--- GIVEN EXERCISE ---
Identify the lines containing the word "page". Copy each one.

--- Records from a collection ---

------------------------------------------------

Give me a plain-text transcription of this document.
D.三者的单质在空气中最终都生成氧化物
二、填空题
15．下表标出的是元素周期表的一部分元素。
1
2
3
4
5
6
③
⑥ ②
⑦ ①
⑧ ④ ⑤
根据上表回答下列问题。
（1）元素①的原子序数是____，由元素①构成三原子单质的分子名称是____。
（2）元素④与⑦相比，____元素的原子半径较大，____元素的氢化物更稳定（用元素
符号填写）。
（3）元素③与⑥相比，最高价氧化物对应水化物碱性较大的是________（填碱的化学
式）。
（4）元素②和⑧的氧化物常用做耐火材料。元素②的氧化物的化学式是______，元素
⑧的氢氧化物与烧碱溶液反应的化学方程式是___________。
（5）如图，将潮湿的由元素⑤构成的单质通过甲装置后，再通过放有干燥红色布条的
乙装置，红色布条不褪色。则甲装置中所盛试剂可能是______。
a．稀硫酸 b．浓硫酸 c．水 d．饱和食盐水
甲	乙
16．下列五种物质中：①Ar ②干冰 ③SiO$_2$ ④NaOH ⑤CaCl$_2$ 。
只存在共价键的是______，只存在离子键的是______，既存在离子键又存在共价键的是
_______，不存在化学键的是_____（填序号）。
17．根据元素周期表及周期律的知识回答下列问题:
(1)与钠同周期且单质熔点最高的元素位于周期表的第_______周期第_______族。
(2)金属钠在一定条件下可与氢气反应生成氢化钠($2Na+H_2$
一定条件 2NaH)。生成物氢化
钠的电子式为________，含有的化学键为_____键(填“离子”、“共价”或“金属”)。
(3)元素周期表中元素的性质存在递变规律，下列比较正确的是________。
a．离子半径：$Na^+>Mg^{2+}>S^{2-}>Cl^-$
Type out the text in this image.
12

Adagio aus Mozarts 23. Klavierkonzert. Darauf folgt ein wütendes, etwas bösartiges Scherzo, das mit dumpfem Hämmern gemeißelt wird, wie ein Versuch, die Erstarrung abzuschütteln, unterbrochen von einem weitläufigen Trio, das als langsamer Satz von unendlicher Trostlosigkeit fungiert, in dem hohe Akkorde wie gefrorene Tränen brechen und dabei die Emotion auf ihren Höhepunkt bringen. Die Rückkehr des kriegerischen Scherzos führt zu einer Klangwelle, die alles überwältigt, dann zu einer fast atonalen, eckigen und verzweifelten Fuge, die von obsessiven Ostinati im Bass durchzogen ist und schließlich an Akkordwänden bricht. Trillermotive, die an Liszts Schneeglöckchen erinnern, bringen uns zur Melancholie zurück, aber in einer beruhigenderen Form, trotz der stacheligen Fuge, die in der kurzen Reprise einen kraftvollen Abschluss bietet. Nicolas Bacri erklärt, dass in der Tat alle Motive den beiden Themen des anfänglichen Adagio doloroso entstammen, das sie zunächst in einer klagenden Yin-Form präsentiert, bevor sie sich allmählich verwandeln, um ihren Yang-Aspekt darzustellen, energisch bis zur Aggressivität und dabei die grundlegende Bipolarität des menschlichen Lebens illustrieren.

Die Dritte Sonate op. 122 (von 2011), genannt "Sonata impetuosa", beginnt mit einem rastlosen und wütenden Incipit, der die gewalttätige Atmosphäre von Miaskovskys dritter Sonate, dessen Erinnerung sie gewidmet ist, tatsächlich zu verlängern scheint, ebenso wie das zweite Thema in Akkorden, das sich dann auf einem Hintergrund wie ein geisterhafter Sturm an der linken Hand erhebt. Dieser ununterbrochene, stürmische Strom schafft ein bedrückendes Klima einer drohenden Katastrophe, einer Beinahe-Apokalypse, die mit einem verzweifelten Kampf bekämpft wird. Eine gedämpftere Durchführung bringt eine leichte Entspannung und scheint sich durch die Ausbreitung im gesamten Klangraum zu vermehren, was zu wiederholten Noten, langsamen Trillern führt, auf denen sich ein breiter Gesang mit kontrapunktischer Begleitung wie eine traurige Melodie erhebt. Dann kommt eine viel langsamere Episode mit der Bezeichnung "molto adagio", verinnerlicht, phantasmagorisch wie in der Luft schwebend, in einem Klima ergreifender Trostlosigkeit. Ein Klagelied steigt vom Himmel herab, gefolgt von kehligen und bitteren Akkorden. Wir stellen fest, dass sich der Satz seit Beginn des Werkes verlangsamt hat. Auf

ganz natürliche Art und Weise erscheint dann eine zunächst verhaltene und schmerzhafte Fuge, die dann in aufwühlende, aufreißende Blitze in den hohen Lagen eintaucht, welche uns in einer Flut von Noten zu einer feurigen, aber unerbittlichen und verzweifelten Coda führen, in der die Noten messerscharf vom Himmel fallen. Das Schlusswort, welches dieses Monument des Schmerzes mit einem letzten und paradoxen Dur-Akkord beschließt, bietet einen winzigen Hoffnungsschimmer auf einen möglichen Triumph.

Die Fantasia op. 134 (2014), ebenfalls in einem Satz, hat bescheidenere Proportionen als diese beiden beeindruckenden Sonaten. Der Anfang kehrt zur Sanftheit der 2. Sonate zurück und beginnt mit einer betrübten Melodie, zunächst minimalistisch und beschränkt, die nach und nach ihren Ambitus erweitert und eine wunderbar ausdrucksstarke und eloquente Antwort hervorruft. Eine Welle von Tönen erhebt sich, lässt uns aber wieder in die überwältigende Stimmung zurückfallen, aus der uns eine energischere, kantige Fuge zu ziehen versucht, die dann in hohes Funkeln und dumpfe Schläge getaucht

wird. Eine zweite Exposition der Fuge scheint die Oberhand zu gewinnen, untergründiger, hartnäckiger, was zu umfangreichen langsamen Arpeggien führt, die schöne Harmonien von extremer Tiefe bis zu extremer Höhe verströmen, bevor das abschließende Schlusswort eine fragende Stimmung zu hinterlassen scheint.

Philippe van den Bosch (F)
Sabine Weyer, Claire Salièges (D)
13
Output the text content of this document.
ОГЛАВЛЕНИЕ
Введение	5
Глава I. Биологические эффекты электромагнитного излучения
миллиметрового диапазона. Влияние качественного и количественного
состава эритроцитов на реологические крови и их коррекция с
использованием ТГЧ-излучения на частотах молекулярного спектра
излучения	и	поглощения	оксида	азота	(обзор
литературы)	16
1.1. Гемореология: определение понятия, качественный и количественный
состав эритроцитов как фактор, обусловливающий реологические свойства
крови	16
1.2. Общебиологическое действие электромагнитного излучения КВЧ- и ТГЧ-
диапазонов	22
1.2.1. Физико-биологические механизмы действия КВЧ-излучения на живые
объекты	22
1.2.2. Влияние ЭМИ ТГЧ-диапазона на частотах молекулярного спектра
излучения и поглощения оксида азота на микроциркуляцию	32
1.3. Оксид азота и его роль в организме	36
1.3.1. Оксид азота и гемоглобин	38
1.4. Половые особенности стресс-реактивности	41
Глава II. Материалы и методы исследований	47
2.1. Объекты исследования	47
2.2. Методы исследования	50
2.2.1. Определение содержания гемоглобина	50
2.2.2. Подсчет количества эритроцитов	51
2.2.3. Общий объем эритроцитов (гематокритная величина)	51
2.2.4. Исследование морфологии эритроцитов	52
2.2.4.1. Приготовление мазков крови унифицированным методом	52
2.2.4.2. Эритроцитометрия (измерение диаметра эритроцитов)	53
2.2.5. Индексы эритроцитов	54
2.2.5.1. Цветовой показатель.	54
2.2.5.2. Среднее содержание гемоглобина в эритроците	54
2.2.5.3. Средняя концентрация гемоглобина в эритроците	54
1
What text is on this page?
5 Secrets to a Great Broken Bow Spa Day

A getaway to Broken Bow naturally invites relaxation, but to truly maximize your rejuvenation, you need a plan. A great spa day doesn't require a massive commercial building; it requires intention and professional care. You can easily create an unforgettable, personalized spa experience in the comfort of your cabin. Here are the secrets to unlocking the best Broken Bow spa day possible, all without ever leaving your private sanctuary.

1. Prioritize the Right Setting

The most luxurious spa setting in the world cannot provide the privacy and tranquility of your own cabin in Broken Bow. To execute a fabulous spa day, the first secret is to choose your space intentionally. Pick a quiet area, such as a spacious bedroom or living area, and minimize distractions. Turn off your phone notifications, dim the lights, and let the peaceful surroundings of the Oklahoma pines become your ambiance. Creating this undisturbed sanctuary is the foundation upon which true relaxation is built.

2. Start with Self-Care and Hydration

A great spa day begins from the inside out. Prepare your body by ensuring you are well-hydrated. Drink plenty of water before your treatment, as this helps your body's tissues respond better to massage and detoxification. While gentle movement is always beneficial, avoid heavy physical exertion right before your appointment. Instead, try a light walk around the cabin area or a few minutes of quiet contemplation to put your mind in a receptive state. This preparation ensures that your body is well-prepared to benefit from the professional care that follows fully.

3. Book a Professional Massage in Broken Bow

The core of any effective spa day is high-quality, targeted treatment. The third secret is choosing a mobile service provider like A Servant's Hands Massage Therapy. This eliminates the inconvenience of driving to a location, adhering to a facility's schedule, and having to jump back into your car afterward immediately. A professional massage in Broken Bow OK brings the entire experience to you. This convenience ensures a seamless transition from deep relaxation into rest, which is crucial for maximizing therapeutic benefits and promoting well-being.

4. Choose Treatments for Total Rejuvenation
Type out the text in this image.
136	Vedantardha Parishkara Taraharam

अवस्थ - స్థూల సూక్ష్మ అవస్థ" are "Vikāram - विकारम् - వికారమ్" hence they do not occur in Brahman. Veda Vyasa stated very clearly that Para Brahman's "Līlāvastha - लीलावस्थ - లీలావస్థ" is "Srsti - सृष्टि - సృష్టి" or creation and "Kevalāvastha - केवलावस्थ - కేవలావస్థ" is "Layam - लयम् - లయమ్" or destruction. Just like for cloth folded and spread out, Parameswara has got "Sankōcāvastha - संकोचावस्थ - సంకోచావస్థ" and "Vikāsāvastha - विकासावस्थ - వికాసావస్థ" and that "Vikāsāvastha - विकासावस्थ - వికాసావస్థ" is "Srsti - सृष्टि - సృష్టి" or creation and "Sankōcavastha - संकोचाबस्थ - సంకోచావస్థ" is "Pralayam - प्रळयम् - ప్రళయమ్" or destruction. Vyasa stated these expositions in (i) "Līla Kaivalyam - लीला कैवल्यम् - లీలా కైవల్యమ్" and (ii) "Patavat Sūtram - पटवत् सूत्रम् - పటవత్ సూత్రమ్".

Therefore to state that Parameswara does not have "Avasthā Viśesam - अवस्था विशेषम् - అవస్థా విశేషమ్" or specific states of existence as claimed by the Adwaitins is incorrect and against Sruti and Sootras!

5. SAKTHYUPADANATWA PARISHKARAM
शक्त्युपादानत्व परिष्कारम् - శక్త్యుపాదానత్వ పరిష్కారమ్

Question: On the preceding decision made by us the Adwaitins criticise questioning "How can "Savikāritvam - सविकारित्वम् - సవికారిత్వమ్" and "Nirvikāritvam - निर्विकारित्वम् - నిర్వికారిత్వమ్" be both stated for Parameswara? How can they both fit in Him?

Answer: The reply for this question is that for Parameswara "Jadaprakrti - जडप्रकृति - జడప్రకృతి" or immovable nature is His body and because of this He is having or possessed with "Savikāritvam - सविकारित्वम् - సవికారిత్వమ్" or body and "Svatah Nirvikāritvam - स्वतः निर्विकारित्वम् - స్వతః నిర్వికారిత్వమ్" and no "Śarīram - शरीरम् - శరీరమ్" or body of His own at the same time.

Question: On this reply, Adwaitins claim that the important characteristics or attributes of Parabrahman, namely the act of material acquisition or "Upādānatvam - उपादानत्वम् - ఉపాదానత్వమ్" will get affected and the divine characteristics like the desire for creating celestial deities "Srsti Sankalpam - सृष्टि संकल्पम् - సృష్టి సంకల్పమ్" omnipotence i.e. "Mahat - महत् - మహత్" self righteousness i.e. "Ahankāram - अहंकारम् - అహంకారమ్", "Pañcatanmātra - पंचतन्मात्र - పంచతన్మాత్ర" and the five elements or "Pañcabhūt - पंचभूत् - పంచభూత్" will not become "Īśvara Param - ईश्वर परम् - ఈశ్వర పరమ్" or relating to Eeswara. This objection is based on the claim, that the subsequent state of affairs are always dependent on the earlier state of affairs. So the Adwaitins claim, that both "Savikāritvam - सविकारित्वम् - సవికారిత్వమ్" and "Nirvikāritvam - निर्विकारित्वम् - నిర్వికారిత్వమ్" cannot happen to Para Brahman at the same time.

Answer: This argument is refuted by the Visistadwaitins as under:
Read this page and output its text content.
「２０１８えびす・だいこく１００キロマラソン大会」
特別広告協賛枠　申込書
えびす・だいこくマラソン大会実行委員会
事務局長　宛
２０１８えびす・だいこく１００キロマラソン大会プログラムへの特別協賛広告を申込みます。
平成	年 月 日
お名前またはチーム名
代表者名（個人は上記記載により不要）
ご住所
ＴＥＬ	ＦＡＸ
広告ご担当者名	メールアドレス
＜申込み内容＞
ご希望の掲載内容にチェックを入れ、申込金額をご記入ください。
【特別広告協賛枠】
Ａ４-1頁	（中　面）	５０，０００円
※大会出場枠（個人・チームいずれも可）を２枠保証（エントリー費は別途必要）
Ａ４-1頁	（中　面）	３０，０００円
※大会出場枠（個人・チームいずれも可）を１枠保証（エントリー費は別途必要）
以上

------------------------------------------------

--- WRITTEN SOLUTION ---
What text is on this page?
Read this page and output its text content.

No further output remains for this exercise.